**What is needed:**
State only how many lines contain the string "status".

**Entries supplied:**

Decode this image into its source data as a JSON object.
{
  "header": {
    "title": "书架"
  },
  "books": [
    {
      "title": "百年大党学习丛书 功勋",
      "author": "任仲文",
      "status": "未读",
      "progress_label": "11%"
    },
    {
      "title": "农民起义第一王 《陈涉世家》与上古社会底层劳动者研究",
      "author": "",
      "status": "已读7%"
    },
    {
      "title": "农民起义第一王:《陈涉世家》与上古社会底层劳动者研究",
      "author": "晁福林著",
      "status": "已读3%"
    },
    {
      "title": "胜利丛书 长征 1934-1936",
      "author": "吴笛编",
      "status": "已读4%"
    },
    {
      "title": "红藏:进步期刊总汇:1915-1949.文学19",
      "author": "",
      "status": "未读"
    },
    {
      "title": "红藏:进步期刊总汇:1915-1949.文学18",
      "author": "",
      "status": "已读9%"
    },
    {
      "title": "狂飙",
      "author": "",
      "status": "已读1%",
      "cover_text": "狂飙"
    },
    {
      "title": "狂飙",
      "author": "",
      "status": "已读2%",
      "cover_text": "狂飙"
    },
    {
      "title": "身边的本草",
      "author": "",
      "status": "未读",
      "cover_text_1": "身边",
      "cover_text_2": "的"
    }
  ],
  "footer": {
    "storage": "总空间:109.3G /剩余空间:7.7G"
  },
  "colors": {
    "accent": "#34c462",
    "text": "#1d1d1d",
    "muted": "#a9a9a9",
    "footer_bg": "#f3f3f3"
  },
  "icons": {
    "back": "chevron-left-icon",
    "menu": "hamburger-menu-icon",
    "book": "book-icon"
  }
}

**Problem solution:**
9